> SOURCE MATERIAL
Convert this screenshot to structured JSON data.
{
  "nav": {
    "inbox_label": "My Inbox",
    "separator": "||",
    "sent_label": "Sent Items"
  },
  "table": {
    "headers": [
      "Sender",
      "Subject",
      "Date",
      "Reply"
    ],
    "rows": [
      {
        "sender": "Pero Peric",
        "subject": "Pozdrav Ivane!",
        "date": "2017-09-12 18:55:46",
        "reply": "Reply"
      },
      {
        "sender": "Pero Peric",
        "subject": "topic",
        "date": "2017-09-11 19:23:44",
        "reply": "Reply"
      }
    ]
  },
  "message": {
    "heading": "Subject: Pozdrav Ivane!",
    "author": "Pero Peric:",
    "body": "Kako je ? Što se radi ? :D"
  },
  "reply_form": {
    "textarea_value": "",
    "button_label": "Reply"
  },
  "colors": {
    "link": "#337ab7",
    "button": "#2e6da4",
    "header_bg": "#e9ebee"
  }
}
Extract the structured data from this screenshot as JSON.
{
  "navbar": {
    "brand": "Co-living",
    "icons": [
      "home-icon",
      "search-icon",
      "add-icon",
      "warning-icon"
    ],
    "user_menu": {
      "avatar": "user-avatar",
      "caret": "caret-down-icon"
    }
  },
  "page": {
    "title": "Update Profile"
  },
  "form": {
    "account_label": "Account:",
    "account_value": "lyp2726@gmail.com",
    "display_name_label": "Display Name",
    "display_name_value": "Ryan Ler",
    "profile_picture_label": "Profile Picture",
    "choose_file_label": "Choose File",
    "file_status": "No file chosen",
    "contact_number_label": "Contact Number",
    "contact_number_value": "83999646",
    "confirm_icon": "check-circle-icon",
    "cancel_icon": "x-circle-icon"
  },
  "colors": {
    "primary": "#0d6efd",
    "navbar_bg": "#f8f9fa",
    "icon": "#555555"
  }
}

> AIM OF THE TASK
Write out the data again, exactly and in full.

> ANSWER BELOW
Convert this screenshot to structured JSON data.
{
  "nav": {
    "inbox_label": "My Inbox",
    "separator": "||",
    "sent_label": "Sent Items"
  },
  "table": {
    "headers": [
      "Sender",
      "Subject",
      "Date",
      "Reply"
    ],
    "rows": [
      {
        "sender": "Pero Peric",
        "subject": "Pozdrav Ivane!",
        "date": "2017-09-12 18:55:46",
        "reply": "Reply"
      },
      {
        "sender": "Pero Peric",
        "subject": "topic",
        "date": "2017-09-11 19:23:44",
        "reply": "Reply"
      }
    ]
  },
  "message": {
    "heading": "Subject: Pozdrav Ivane!",
    "author": "Pero Peric:",
    "body": "Kako je ? Što se radi ? :D"
  },
  "reply_form": {
    "textarea_value": "",
    "button_label": "Reply"
  },
  "colors": {
    "link": "#337ab7",
    "button": "#2e6da4",
    "header_bg": "#e9ebee"
  }
}
Extract the structured data from this screenshot as JSON.
{
  "navbar": {
    "brand": "Co-living",
    "icons": [
      "home-icon",
      "search-icon",
      "add-icon",
      "warning-icon"
    ],
    "user_menu": {
      "avatar": "user-avatar",
      "caret": "caret-down-icon"
    }
  },
  "page": {
    "title": "Update Profile"
  },
  "form": {
    "account_label": "Account:",
    "account_value": "lyp2726@gmail.com",
    "display_name_label": "Display Name",
    "display_name_value": "Ryan Ler",
    "profile_picture_label": "Profile Picture",
    "choose_file_label": "Choose File",
    "file_status": "No file chosen",
    "contact_number_label": "Contact Number",
    "contact_number_value": "83999646",
    "confirm_icon": "check-circle-icon",
    "cancel_icon": "x-circle-icon"
  },
  "colors": {
    "primary": "#0d6efd",
    "navbar_bg": "#f8f9fa",
    "icon": "#555555"
  }
}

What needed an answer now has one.